Restate the full set of records exactly, without adding or dropping a word.

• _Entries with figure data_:
--

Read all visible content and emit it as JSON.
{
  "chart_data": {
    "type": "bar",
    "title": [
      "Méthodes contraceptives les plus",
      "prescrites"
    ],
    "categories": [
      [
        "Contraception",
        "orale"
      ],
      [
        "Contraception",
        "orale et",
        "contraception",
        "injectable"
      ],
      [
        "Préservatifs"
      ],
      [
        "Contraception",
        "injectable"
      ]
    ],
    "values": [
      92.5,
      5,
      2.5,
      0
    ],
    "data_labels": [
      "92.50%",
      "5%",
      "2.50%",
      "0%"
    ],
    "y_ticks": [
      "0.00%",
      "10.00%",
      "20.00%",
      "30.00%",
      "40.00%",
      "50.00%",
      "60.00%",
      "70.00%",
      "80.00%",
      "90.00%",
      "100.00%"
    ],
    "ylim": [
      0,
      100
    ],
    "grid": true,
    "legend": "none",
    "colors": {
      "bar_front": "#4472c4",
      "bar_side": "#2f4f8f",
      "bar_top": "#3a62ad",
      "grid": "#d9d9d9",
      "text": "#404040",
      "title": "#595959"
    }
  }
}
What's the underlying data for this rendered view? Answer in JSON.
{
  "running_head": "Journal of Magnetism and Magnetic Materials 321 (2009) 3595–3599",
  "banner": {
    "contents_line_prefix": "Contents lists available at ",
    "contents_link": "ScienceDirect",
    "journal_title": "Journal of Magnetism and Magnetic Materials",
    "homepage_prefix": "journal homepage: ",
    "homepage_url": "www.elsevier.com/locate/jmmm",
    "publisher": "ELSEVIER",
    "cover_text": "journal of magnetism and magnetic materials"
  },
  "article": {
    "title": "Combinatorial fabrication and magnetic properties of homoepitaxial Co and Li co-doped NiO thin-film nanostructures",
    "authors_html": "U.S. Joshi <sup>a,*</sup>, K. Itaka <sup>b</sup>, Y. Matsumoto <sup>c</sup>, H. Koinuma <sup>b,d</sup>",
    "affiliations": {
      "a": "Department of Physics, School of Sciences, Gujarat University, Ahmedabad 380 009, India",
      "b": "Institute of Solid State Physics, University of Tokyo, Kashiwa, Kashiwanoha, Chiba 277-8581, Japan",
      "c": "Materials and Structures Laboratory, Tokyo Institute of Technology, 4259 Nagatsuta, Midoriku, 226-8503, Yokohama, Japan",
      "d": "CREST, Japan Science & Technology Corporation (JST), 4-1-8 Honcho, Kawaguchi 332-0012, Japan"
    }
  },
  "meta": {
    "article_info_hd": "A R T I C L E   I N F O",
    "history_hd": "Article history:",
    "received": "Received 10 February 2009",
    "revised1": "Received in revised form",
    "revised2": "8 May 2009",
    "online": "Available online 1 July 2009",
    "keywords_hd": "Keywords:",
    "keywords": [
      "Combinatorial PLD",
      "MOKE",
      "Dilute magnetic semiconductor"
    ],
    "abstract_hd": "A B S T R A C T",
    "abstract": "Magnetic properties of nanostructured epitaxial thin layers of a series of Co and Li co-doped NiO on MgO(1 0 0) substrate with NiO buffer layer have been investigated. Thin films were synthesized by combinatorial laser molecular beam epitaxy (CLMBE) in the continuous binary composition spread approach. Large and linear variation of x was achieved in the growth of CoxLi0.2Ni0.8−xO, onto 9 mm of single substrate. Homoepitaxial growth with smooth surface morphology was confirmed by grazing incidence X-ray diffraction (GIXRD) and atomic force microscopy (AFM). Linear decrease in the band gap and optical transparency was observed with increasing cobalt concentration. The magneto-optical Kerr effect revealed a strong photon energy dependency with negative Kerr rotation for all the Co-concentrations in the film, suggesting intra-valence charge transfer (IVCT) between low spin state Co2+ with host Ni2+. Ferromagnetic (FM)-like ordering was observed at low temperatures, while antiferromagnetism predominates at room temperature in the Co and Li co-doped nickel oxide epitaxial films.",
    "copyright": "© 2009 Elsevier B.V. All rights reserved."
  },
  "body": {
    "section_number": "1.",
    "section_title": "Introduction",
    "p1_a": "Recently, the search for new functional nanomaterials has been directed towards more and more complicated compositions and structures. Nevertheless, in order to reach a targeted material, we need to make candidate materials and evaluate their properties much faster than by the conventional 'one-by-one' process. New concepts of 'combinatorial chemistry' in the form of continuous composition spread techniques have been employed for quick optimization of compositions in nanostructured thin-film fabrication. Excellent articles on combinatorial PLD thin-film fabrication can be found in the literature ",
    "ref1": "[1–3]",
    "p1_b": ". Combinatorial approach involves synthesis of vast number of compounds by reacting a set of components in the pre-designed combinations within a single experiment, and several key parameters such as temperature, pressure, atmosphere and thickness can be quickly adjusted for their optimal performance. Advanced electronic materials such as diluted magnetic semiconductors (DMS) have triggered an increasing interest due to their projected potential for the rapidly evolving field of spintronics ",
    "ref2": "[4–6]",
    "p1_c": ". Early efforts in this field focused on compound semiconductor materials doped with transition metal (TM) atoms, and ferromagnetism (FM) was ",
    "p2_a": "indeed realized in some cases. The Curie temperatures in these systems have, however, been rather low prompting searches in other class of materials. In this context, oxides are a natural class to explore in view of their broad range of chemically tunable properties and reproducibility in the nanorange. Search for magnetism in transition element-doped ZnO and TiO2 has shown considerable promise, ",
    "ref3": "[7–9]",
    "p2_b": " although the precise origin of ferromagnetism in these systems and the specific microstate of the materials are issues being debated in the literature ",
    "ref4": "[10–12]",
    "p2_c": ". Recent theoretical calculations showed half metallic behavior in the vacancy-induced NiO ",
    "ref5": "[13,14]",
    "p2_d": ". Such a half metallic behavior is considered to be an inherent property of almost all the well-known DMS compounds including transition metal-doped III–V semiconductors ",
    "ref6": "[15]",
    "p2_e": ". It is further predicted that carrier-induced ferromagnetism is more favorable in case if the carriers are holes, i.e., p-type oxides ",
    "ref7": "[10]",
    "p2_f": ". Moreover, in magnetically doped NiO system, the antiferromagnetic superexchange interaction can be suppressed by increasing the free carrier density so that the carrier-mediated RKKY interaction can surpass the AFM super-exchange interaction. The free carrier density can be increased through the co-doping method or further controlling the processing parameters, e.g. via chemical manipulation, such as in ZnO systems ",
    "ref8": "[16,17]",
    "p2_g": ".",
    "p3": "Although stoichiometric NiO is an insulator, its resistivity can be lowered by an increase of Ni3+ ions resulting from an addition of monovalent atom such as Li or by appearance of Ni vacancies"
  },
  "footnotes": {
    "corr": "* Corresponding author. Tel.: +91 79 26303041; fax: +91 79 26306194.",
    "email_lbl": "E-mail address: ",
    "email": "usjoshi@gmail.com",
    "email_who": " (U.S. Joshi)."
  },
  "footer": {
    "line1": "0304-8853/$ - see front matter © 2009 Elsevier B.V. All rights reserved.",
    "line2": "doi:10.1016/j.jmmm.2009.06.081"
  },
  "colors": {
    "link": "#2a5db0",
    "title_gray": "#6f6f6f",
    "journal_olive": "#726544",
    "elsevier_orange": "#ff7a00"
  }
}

--

• _SOLUTION FOR THIS EXERCISE_:
Read all visible content and emit it as JSON.
{
  "chart_data": {
    "type": "bar",
    "title": [
      "Méthodes contraceptives les plus",
      "prescrites"
    ],
    "categories": [
      [
        "Contraception",
        "orale"
      ],
      [
        "Contraception",
        "orale et",
        "contraception",
        "injectable"
      ],
      [
        "Préservatifs"
      ],
      [
        "Contraception",
        "injectable"
      ]
    ],
    "values": [
      92.5,
      5,
      2.5,
      0
    ],
    "data_labels": [
      "92.50%",
      "5%",
      "2.50%",
      "0%"
    ],
    "y_ticks": [
      "0.00%",
      "10.00%",
      "20.00%",
      "30.00%",
      "40.00%",
      "50.00%",
      "60.00%",
      "70.00%",
      "80.00%",
      "90.00%",
      "100.00%"
    ],
    "ylim": [
      0,
      100
    ],
    "grid": true,
    "legend": "none",
    "colors": {
      "bar_front": "#4472c4",
      "bar_side": "#2f4f8f",
      "bar_top": "#3a62ad",
      "grid": "#d9d9d9",
      "text": "#404040",
      "title": "#595959"
    }
  }
}
What's the underlying data for this rendered view? Answer in JSON.
{
  "running_head": "Journal of Magnetism and Magnetic Materials 321 (2009) 3595–3599",
  "banner": {
    "contents_line_prefix": "Contents lists available at ",
    "contents_link": "ScienceDirect",
    "journal_title": "Journal of Magnetism and Magnetic Materials",
    "homepage_prefix": "journal homepage: ",
    "homepage_url": "www.elsevier.com/locate/jmmm",
    "publisher": "ELSEVIER",
    "cover_text": "journal of magnetism and magnetic materials"
  },
  "article": {
    "title": "Combinatorial fabrication and magnetic properties of homoepitaxial Co and Li co-doped NiO thin-film nanostructures",
    "authors_html": "U.S. Joshi <sup>a,*</sup>, K. Itaka <sup>b</sup>, Y. Matsumoto <sup>c</sup>, H. Koinuma <sup>b,d</sup>",
    "affiliations": {
      "a": "Department of Physics, School of Sciences, Gujarat University, Ahmedabad 380 009, India",
      "b": "Institute of Solid State Physics, University of Tokyo, Kashiwa, Kashiwanoha, Chiba 277-8581, Japan",
      "c": "Materials and Structures Laboratory, Tokyo Institute of Technology, 4259 Nagatsuta, Midoriku, 226-8503, Yokohama, Japan",
      "d": "CREST, Japan Science & Technology Corporation (JST), 4-1-8 Honcho, Kawaguchi 332-0012, Japan"
    }
  },
  "meta": {
    "article_info_hd": "A R T I C L E   I N F O",
    "history_hd": "Article history:",
    "received": "Received 10 February 2009",
    "revised1": "Received in revised form",
    "revised2": "8 May 2009",
    "online": "Available online 1 July 2009",
    "keywords_hd": "Keywords:",
    "keywords": [
      "Combinatorial PLD",
      "MOKE",
      "Dilute magnetic semiconductor"
    ],
    "abstract_hd": "A B S T R A C T",
    "abstract": "Magnetic properties of nanostructured epitaxial thin layers of a series of Co and Li co-doped NiO on MgO(1 0 0) substrate with NiO buffer layer have been investigated. Thin films were synthesized by combinatorial laser molecular beam epitaxy (CLMBE) in the continuous binary composition spread approach. Large and linear variation of x was achieved in the growth of CoxLi0.2Ni0.8−xO, onto 9 mm of single substrate. Homoepitaxial growth with smooth surface morphology was confirmed by grazing incidence X-ray diffraction (GIXRD) and atomic force microscopy (AFM). Linear decrease in the band gap and optical transparency was observed with increasing cobalt concentration. The magneto-optical Kerr effect revealed a strong photon energy dependency with negative Kerr rotation for all the Co-concentrations in the film, suggesting intra-valence charge transfer (IVCT) between low spin state Co2+ with host Ni2+. Ferromagnetic (FM)-like ordering was observed at low temperatures, while antiferromagnetism predominates at room temperature in the Co and Li co-doped nickel oxide epitaxial films.",
    "copyright": "© 2009 Elsevier B.V. All rights reserved."
  },
  "body": {
    "section_number": "1.",
    "section_title": "Introduction",
    "p1_a": "Recently, the search for new functional nanomaterials has been directed towards more and more complicated compositions and structures. Nevertheless, in order to reach a targeted material, we need to make candidate materials and evaluate their properties much faster than by the conventional 'one-by-one' process. New concepts of 'combinatorial chemistry' in the form of continuous composition spread techniques have been employed for quick optimization of compositions in nanostructured thin-film fabrication. Excellent articles on combinatorial PLD thin-film fabrication can be found in the literature ",
    "ref1": "[1–3]",
    "p1_b": ". Combinatorial approach involves synthesis of vast number of compounds by reacting a set of components in the pre-designed combinations within a single experiment, and several key parameters such as temperature, pressure, atmosphere and thickness can be quickly adjusted for their optimal performance. Advanced electronic materials such as diluted magnetic semiconductors (DMS) have triggered an increasing interest due to their projected potential for the rapidly evolving field of spintronics ",
    "ref2": "[4–6]",
    "p1_c": ". Early efforts in this field focused on compound semiconductor materials doped with transition metal (TM) atoms, and ferromagnetism (FM) was ",
    "p2_a": "indeed realized in some cases. The Curie temperatures in these systems have, however, been rather low prompting searches in other class of materials. In this context, oxides are a natural class to explore in view of their broad range of chemically tunable properties and reproducibility in the nanorange. Search for magnetism in transition element-doped ZnO and TiO2 has shown considerable promise, ",
    "ref3": "[7–9]",
    "p2_b": " although the precise origin of ferromagnetism in these systems and the specific microstate of the materials are issues being debated in the literature ",
    "ref4": "[10–12]",
    "p2_c": ". Recent theoretical calculations showed half metallic behavior in the vacancy-induced NiO ",
    "ref5": "[13,14]",
    "p2_d": ". Such a half metallic behavior is considered to be an inherent property of almost all the well-known DMS compounds including transition metal-doped III–V semiconductors ",
    "ref6": "[15]",
    "p2_e": ". It is further predicted that carrier-induced ferromagnetism is more favorable in case if the carriers are holes, i.e., p-type oxides ",
    "ref7": "[10]",
    "p2_f": ". Moreover, in magnetically doped NiO system, the antiferromagnetic superexchange interaction can be suppressed by increasing the free carrier density so that the carrier-mediated RKKY interaction can surpass the AFM super-exchange interaction. The free carrier density can be increased through the co-doping method or further controlling the processing parameters, e.g. via chemical manipulation, such as in ZnO systems ",
    "ref8": "[16,17]",
    "p2_g": ".",
    "p3": "Although stoichiometric NiO is an insulator, its resistivity can be lowered by an increase of Ni3+ ions resulting from an addition of monovalent atom such as Li or by appearance of Ni vacancies"
  },
  "footnotes": {
    "corr": "* Corresponding author. Tel.: +91 79 26303041; fax: +91 79 26306194.",
    "email_lbl": "E-mail address: ",
    "email": "usjoshi@gmail.com",
    "email_who": " (U.S. Joshi)."
  },
  "footer": {
    "line1": "0304-8853/$ - see front matter © 2009 Elsevier B.V. All rights reserved.",
    "line2": "doi:10.1016/j.jmmm.2009.06.081"
  },
  "colors": {
    "link": "#2a5db0",
    "title_gray": "#6f6f6f",
    "journal_olive": "#726544",
    "elsevier_orange": "#ff7a00"
  }
}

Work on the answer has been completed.